─── Input rows ───

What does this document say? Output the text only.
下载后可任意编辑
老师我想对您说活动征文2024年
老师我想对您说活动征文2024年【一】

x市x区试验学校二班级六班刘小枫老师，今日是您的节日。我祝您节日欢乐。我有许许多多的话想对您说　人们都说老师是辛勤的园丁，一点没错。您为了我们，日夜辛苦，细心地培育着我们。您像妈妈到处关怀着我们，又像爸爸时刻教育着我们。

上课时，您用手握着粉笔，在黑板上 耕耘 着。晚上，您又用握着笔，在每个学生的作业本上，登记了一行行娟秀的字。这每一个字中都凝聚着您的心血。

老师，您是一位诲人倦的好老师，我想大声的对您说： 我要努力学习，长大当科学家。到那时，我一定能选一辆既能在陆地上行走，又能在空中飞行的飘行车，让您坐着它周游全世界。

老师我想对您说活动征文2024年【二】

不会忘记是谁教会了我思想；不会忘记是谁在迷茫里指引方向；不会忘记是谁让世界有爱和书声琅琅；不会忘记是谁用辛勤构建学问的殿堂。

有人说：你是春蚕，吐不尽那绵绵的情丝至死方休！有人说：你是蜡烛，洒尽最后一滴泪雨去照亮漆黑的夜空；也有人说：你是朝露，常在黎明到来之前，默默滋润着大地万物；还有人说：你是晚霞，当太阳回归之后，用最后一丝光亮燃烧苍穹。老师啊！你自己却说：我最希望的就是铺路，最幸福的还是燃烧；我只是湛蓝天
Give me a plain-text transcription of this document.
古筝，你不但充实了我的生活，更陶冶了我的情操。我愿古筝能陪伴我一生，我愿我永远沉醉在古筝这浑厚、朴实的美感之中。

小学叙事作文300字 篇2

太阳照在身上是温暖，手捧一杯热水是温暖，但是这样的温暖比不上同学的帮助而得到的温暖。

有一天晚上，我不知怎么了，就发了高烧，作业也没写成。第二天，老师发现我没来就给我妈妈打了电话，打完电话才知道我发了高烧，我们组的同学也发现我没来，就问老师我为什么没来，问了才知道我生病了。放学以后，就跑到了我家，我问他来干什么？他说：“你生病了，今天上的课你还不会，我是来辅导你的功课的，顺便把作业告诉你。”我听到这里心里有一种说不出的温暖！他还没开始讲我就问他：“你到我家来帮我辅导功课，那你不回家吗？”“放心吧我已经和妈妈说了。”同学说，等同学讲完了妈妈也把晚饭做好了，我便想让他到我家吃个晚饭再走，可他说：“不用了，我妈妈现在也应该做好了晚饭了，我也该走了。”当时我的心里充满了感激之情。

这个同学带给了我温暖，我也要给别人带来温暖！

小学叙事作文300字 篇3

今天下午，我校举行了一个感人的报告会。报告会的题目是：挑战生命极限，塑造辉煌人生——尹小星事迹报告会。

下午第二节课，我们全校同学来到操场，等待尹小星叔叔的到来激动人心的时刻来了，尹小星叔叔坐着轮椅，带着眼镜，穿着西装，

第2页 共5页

───

Output the lines above verbatim and in full.

- Completed exercise:
What does this document say? Output the text only.
下载后可任意编辑
老师我想对您说活动征文2024年
老师我想对您说活动征文2024年【一】

x市x区试验学校二班级六班刘小枫老师，今日是您的节日。我祝您节日欢乐。我有许许多多的话想对您说　人们都说老师是辛勤的园丁，一点没错。您为了我们，日夜辛苦，细心地培育着我们。您像妈妈到处关怀着我们，又像爸爸时刻教育着我们。

上课时，您用手握着粉笔，在黑板上 耕耘 着。晚上，您又用握着笔，在每个学生的作业本上，登记了一行行娟秀的字。这每一个字中都凝聚着您的心血。

老师，您是一位诲人倦的好老师，我想大声的对您说： 我要努力学习，长大当科学家。到那时，我一定能选一辆既能在陆地上行走，又能在空中飞行的飘行车，让您坐着它周游全世界。

老师我想对您说活动征文2024年【二】

不会忘记是谁教会了我思想；不会忘记是谁在迷茫里指引方向；不会忘记是谁让世界有爱和书声琅琅；不会忘记是谁用辛勤构建学问的殿堂。

有人说：你是春蚕，吐不尽那绵绵的情丝至死方休！有人说：你是蜡烛，洒尽最后一滴泪雨去照亮漆黑的夜空；也有人说：你是朝露，常在黎明到来之前，默默滋润着大地万物；还有人说：你是晚霞，当太阳回归之后，用最后一丝光亮燃烧苍穹。老师啊！你自己却说：我最希望的就是铺路，最幸福的还是燃烧；我只是湛蓝天
Give me a plain-text transcription of this document.
古筝，你不但充实了我的生活，更陶冶了我的情操。我愿古筝能陪伴我一生，我愿我永远沉醉在古筝这浑厚、朴实的美感之中。

小学叙事作文300字 篇2

太阳照在身上是温暖，手捧一杯热水是温暖，但是这样的温暖比不上同学的帮助而得到的温暖。

有一天晚上，我不知怎么了，就发了高烧，作业也没写成。第二天，老师发现我没来就给我妈妈打了电话，打完电话才知道我发了高烧，我们组的同学也发现我没来，就问老师我为什么没来，问了才知道我生病了。放学以后，就跑到了我家，我问他来干什么？他说：“你生病了，今天上的课你还不会，我是来辅导你的功课的，顺便把作业告诉你。”我听到这里心里有一种说不出的温暖！他还没开始讲我就问他：“你到我家来帮我辅导功课，那你不回家吗？”“放心吧我已经和妈妈说了。”同学说，等同学讲完了妈妈也把晚饭做好了，我便想让他到我家吃个晚饭再走，可他说：“不用了，我妈妈现在也应该做好了晚饭了，我也该走了。”当时我的心里充满了感激之情。

这个同学带给了我温暖，我也要给别人带来温暖！

小学叙事作文300字 篇3

今天下午，我校举行了一个感人的报告会。报告会的题目是：挑战生命极限，塑造辉煌人生——尹小星事迹报告会。

下午第二节课，我们全校同学来到操场，等待尹小星叔叔的到来激动人心的时刻来了，尹小星叔叔坐着轮椅，带着眼镜，穿着西装，

第2页 共5页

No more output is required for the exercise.